Data records:
═══

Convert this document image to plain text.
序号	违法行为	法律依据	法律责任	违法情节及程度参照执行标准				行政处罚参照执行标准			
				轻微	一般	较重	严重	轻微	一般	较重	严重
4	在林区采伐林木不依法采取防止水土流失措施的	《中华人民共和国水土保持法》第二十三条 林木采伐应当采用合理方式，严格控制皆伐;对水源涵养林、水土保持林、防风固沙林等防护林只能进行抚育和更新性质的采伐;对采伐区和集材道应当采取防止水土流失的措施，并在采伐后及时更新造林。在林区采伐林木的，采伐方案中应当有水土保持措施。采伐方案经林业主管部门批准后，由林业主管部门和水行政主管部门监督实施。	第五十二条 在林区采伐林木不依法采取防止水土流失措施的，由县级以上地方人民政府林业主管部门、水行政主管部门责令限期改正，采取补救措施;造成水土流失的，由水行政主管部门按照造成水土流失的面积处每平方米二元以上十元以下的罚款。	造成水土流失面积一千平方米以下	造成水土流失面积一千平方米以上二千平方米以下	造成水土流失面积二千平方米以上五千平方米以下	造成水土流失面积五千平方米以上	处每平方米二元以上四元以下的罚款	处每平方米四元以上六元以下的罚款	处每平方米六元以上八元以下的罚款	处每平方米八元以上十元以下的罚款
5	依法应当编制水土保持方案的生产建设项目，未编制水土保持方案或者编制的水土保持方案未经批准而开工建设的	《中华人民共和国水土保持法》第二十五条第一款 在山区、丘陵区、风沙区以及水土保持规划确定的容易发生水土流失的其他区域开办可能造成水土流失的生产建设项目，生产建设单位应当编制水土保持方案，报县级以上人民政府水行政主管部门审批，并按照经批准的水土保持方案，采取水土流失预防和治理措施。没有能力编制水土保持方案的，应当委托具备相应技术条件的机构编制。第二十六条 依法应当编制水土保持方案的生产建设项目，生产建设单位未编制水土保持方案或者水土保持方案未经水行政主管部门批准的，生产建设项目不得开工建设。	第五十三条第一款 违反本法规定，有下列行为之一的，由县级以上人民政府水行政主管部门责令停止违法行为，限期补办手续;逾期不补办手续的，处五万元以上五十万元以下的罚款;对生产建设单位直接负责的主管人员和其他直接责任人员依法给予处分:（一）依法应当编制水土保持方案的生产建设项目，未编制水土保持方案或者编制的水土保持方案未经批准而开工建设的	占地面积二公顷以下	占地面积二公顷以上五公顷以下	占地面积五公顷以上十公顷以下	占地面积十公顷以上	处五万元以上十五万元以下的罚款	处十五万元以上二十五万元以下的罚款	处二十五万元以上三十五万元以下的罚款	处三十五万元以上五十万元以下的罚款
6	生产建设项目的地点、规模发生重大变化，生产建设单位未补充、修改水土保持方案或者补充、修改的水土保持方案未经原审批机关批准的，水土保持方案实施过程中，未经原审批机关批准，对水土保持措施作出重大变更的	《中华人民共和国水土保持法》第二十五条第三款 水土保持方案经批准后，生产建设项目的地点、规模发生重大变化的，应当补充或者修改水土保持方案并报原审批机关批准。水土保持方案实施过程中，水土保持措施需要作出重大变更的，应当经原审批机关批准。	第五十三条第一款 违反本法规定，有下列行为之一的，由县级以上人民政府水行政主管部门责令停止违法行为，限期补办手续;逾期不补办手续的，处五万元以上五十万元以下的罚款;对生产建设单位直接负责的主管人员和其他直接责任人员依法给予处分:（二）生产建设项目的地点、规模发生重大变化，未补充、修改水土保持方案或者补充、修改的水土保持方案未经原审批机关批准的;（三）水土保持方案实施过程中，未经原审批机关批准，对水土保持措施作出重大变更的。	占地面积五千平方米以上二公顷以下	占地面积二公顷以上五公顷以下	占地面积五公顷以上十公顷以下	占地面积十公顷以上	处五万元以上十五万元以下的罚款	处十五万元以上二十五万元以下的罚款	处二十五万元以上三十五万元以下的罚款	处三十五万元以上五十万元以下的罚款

═══

● **BRIEF**
Your task is to repeat every line exactly.

● **CORRECT ANSWER**
Convert this document image to plain text.
序号	违法行为	法律依据	法律责任	违法情节及程度参照执行标准				行政处罚参照执行标准			
				轻微	一般	较重	严重	轻微	一般	较重	严重
4	在林区采伐林木不依法采取防止水土流失措施的	《中华人民共和国水土保持法》第二十三条 林木采伐应当采用合理方式，严格控制皆伐;对水源涵养林、水土保持林、防风固沙林等防护林只能进行抚育和更新性质的采伐;对采伐区和集材道应当采取防止水土流失的措施，并在采伐后及时更新造林。在林区采伐林木的，采伐方案中应当有水土保持措施。采伐方案经林业主管部门批准后，由林业主管部门和水行政主管部门监督实施。	第五十二条 在林区采伐林木不依法采取防止水土流失措施的，由县级以上地方人民政府林业主管部门、水行政主管部门责令限期改正，采取补救措施;造成水土流失的，由水行政主管部门按照造成水土流失的面积处每平方米二元以上十元以下的罚款。	造成水土流失面积一千平方米以下	造成水土流失面积一千平方米以上二千平方米以下	造成水土流失面积二千平方米以上五千平方米以下	造成水土流失面积五千平方米以上	处每平方米二元以上四元以下的罚款	处每平方米四元以上六元以下的罚款	处每平方米六元以上八元以下的罚款	处每平方米八元以上十元以下的罚款
5	依法应当编制水土保持方案的生产建设项目，未编制水土保持方案或者编制的水土保持方案未经批准而开工建设的	《中华人民共和国水土保持法》第二十五条第一款 在山区、丘陵区、风沙区以及水土保持规划确定的容易发生水土流失的其他区域开办可能造成水土流失的生产建设项目，生产建设单位应当编制水土保持方案，报县级以上人民政府水行政主管部门审批，并按照经批准的水土保持方案，采取水土流失预防和治理措施。没有能力编制水土保持方案的，应当委托具备相应技术条件的机构编制。第二十六条 依法应当编制水土保持方案的生产建设项目，生产建设单位未编制水土保持方案或者水土保持方案未经水行政主管部门批准的，生产建设项目不得开工建设。	第五十三条第一款 违反本法规定，有下列行为之一的，由县级以上人民政府水行政主管部门责令停止违法行为，限期补办手续;逾期不补办手续的，处五万元以上五十万元以下的罚款;对生产建设单位直接负责的主管人员和其他直接责任人员依法给予处分:（一）依法应当编制水土保持方案的生产建设项目，未编制水土保持方案或者编制的水土保持方案未经批准而开工建设的	占地面积二公顷以下	占地面积二公顷以上五公顷以下	占地面积五公顷以上十公顷以下	占地面积十公顷以上	处五万元以上十五万元以下的罚款	处十五万元以上二十五万元以下的罚款	处二十五万元以上三十五万元以下的罚款	处三十五万元以上五十万元以下的罚款
6	生产建设项目的地点、规模发生重大变化，生产建设单位未补充、修改水土保持方案或者补充、修改的水土保持方案未经原审批机关批准的，水土保持方案实施过程中，未经原审批机关批准，对水土保持措施作出重大变更的	《中华人民共和国水土保持法》第二十五条第三款 水土保持方案经批准后，生产建设项目的地点、规模发生重大变化的，应当补充或者修改水土保持方案并报原审批机关批准。水土保持方案实施过程中，水土保持措施需要作出重大变更的，应当经原审批机关批准。	第五十三条第一款 违反本法规定，有下列行为之一的，由县级以上人民政府水行政主管部门责令停止违法行为，限期补办手续;逾期不补办手续的，处五万元以上五十万元以下的罚款;对生产建设单位直接负责的主管人员和其他直接责任人员依法给予处分:（二）生产建设项目的地点、规模发生重大变化，未补充、修改水土保持方案或者补充、修改的水土保持方案未经原审批机关批准的;（三）水土保持方案实施过程中，未经原审批机关批准，对水土保持措施作出重大变更的。	占地面积五千平方米以上二公顷以下	占地面积二公顷以上五公顷以下	占地面积五公顷以上十公顷以下	占地面积十公顷以上	处五万元以上十五万元以下的罚款	处十五万元以上二十五万元以下的罚款	处二十五万元以上三十五万元以下的罚款	处三十五万元以上五十万元以下的罚款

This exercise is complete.